YOUR INSTRUCTIONS → Reproduce all of the material exactly as shown.

Dataset listings of figures →
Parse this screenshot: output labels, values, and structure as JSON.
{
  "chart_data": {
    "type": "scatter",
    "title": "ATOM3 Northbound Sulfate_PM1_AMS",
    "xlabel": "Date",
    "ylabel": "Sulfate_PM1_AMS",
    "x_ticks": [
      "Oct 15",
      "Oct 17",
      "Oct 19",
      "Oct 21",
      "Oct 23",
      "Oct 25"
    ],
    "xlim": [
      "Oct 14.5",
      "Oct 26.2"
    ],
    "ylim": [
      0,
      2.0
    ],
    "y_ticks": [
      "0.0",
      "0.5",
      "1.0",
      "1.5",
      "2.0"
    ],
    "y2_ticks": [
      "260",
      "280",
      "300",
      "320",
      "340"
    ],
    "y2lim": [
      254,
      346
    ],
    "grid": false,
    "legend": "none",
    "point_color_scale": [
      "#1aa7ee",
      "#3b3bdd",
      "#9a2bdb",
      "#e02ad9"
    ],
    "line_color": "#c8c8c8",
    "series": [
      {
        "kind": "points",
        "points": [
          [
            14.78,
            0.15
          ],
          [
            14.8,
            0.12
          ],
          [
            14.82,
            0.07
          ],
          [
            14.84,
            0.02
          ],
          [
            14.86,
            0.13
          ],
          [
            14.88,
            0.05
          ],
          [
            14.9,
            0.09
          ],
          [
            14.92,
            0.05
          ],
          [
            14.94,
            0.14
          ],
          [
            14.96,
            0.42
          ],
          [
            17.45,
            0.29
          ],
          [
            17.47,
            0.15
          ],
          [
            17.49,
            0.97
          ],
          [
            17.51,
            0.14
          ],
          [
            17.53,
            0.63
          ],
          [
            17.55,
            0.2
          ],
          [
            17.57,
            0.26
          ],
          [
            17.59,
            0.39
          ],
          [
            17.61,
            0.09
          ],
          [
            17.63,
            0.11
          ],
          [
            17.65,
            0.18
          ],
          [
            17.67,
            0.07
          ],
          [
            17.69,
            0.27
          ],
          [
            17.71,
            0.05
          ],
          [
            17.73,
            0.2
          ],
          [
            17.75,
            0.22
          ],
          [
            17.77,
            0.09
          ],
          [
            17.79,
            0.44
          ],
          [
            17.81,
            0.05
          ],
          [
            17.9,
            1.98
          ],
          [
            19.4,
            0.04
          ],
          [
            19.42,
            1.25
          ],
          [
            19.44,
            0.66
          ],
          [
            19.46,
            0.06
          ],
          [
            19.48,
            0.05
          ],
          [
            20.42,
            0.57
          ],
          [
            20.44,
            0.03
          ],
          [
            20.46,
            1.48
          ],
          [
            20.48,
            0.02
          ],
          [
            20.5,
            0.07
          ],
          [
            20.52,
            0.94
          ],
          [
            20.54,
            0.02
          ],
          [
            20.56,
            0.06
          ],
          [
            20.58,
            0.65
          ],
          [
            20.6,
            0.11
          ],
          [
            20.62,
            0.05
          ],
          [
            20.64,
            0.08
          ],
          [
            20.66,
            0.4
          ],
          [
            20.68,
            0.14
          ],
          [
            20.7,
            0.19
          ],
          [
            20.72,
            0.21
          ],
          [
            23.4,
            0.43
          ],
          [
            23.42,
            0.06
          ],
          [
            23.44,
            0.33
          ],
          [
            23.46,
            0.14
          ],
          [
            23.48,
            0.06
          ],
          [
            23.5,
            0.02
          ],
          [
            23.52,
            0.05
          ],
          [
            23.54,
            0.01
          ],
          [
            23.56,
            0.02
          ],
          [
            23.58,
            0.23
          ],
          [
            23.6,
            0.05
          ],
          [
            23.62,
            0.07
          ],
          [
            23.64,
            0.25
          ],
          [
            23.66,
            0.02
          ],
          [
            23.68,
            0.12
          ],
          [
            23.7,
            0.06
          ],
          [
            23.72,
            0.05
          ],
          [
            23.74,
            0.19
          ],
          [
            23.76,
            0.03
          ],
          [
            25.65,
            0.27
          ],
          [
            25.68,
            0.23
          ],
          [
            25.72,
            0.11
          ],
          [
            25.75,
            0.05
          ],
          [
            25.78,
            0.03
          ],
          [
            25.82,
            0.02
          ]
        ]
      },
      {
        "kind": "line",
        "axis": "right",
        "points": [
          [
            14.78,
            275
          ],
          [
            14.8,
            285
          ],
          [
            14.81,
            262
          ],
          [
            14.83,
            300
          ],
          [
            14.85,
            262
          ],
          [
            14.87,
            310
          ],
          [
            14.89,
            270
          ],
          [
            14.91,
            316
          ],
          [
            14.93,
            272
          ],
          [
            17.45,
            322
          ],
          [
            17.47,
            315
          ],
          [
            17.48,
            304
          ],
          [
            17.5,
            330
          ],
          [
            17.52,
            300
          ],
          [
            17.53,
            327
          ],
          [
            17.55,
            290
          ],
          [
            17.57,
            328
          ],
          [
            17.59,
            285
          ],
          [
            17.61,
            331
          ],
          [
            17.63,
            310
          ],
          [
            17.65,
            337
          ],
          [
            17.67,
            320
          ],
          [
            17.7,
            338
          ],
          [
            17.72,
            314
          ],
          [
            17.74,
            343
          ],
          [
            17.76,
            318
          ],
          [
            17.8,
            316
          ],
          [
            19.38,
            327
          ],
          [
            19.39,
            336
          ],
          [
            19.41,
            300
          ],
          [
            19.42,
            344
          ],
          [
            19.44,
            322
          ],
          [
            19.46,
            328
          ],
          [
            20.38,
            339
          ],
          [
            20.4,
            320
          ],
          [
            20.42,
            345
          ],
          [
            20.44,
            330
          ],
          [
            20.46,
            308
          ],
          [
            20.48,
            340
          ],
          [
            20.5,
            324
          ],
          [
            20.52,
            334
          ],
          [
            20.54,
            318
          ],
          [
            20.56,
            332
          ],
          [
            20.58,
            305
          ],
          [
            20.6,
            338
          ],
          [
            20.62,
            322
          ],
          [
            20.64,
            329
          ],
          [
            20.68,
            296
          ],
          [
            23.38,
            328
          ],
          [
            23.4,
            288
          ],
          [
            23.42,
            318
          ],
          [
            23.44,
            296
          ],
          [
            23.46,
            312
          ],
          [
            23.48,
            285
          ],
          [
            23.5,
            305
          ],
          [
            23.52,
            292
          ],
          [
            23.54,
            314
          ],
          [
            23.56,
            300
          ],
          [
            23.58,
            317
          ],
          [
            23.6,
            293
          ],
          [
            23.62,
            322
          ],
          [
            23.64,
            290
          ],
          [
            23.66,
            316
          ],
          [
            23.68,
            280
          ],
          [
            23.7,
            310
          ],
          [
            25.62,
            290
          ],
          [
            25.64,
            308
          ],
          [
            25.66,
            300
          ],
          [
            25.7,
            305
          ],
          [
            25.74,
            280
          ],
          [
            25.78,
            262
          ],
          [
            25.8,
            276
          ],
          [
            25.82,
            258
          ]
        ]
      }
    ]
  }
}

RESULT OF THE EXERCISE →
Parse this screenshot: output labels, values, and structure as JSON.
{
  "chart_data": {
    "type": "scatter",
    "title": "ATOM3 Northbound Sulfate_PM1_AMS",
    "xlabel": "Date",
    "ylabel": "Sulfate_PM1_AMS",
    "x_ticks": [
      "Oct 15",
      "Oct 17",
      "Oct 19",
      "Oct 21",
      "Oct 23",
      "Oct 25"
    ],
    "xlim": [
      "Oct 14.5",
      "Oct 26.2"
    ],
    "ylim": [
      0,
      2.0
    ],
    "y_ticks": [
      "0.0",
      "0.5",
      "1.0",
      "1.5",
      "2.0"
    ],
    "y2_ticks": [
      "260",
      "280",
      "300",
      "320",
      "340"
    ],
    "y2lim": [
      254,
      346
    ],
    "grid": false,
    "legend": "none",
    "point_color_scale": [
      "#1aa7ee",
      "#3b3bdd",
      "#9a2bdb",
      "#e02ad9"
    ],
    "line_color": "#c8c8c8",
    "series": [
      {
        "kind": "points",
        "points": [
          [
            14.78,
            0.15
          ],
          [
            14.8,
            0.12
          ],
          [
            14.82,
            0.07
          ],
          [
            14.84,
            0.02
          ],
          [
            14.86,
            0.13
          ],
          [
            14.88,
            0.05
          ],
          [
            14.9,
            0.09
          ],
          [
            14.92,
            0.05
          ],
          [
            14.94,
            0.14
          ],
          [
            14.96,
            0.42
          ],
          [
            17.45,
            0.29
          ],
          [
            17.47,
            0.15
          ],
          [
            17.49,
            0.97
          ],
          [
            17.51,
            0.14
          ],
          [
            17.53,
            0.63
          ],
          [
            17.55,
            0.2
          ],
          [
            17.57,
            0.26
          ],
          [
            17.59,
            0.39
          ],
          [
            17.61,
            0.09
          ],
          [
            17.63,
            0.11
          ],
          [
            17.65,
            0.18
          ],
          [
            17.67,
            0.07
          ],
          [
            17.69,
            0.27
          ],
          [
            17.71,
            0.05
          ],
          [
            17.73,
            0.2
          ],
          [
            17.75,
            0.22
          ],
          [
            17.77,
            0.09
          ],
          [
            17.79,
            0.44
          ],
          [
            17.81,
            0.05
          ],
          [
            17.9,
            1.98
          ],
          [
            19.4,
            0.04
          ],
          [
            19.42,
            1.25
          ],
          [
            19.44,
            0.66
          ],
          [
            19.46,
            0.06
          ],
          [
            19.48,
            0.05
          ],
          [
            20.42,
            0.57
          ],
          [
            20.44,
            0.03
          ],
          [
            20.46,
            1.48
          ],
          [
            20.48,
            0.02
          ],
          [
            20.5,
            0.07
          ],
          [
            20.52,
            0.94
          ],
          [
            20.54,
            0.02
          ],
          [
            20.56,
            0.06
          ],
          [
            20.58,
            0.65
          ],
          [
            20.6,
            0.11
          ],
          [
            20.62,
            0.05
          ],
          [
            20.64,
            0.08
          ],
          [
            20.66,
            0.4
          ],
          [
            20.68,
            0.14
          ],
          [
            20.7,
            0.19
          ],
          [
            20.72,
            0.21
          ],
          [
            23.4,
            0.43
          ],
          [
            23.42,
            0.06
          ],
          [
            23.44,
            0.33
          ],
          [
            23.46,
            0.14
          ],
          [
            23.48,
            0.06
          ],
          [
            23.5,
            0.02
          ],
          [
            23.52,
            0.05
          ],
          [
            23.54,
            0.01
          ],
          [
            23.56,
            0.02
          ],
          [
            23.58,
            0.23
          ],
          [
            23.6,
            0.05
          ],
          [
            23.62,
            0.07
          ],
          [
            23.64,
            0.25
          ],
          [
            23.66,
            0.02
          ],
          [
            23.68,
            0.12
          ],
          [
            23.7,
            0.06
          ],
          [
            23.72,
            0.05
          ],
          [
            23.74,
            0.19
          ],
          [
            23.76,
            0.03
          ],
          [
            25.65,
            0.27
          ],
          [
            25.68,
            0.23
          ],
          [
            25.72,
            0.11
          ],
          [
            25.75,
            0.05
          ],
          [
            25.78,
            0.03
          ],
          [
            25.82,
            0.02
          ]
        ]
      },
      {
        "kind": "line",
        "axis": "right",
        "points": [
          [
            14.78,
            275
          ],
          [
            14.8,
            285
          ],
          [
            14.81,
            262
          ],
          [
            14.83,
            300
          ],
          [
            14.85,
            262
          ],
          [
            14.87,
            310
          ],
          [
            14.89,
            270
          ],
          [
            14.91,
            316
          ],
          [
            14.93,
            272
          ],
          [
            17.45,
            322
          ],
          [
            17.47,
            315
          ],
          [
            17.48,
            304
          ],
          [
            17.5,
            330
          ],
          [
            17.52,
            300
          ],
          [
            17.53,
            327
          ],
          [
            17.55,
            290
          ],
          [
            17.57,
            328
          ],
          [
            17.59,
            285
          ],
          [
            17.61,
            331
          ],
          [
            17.63,
            310
          ],
          [
            17.65,
            337
          ],
          [
            17.67,
            320
          ],
          [
            17.7,
            338
          ],
          [
            17.72,
            314
          ],
          [
            17.74,
            343
          ],
          [
            17.76,
            318
          ],
          [
            17.8,
            316
          ],
          [
            19.38,
            327
          ],
          [
            19.39,
            336
          ],
          [
            19.41,
            300
          ],
          [
            19.42,
            344
          ],
          [
            19.44,
            322
          ],
          [
            19.46,
            328
          ],
          [
            20.38,
            339
          ],
          [
            20.4,
            320
          ],
          [
            20.42,
            345
          ],
          [
            20.44,
            330
          ],
          [
            20.46,
            308
          ],
          [
            20.48,
            340
          ],
          [
            20.5,
            324
          ],
          [
            20.52,
            334
          ],
          [
            20.54,
            318
          ],
          [
            20.56,
            332
          ],
          [
            20.58,
            305
          ],
          [
            20.6,
            338
          ],
          [
            20.62,
            322
          ],
          [
            20.64,
            329
          ],
          [
            20.68,
            296
          ],
          [
            23.38,
            328
          ],
          [
            23.4,
            288
          ],
          [
            23.42,
            318
          ],
          [
            23.44,
            296
          ],
          [
            23.46,
            312
          ],
          [
            23.48,
            285
          ],
          [
            23.5,
            305
          ],
          [
            23.52,
            292
          ],
          [
            23.54,
            314
          ],
          [
            23.56,
            300
          ],
          [
            23.58,
            317
          ],
          [
            23.6,
            293
          ],
          [
            23.62,
            322
          ],
          [
            23.64,
            290
          ],
          [
            23.66,
            316
          ],
          [
            23.68,
            280
          ],
          [
            23.7,
            310
          ],
          [
            25.62,
            290
          ],
          [
            25.64,
            308
          ],
          [
            25.66,
            300
          ],
          [
            25.7,
            305
          ],
          [
            25.74,
            280
          ],
          [
            25.78,
            262
          ],
          [
            25.8,
            276
          ],
          [
            25.82,
            258
          ]
        ]
      }
    ]
  }
}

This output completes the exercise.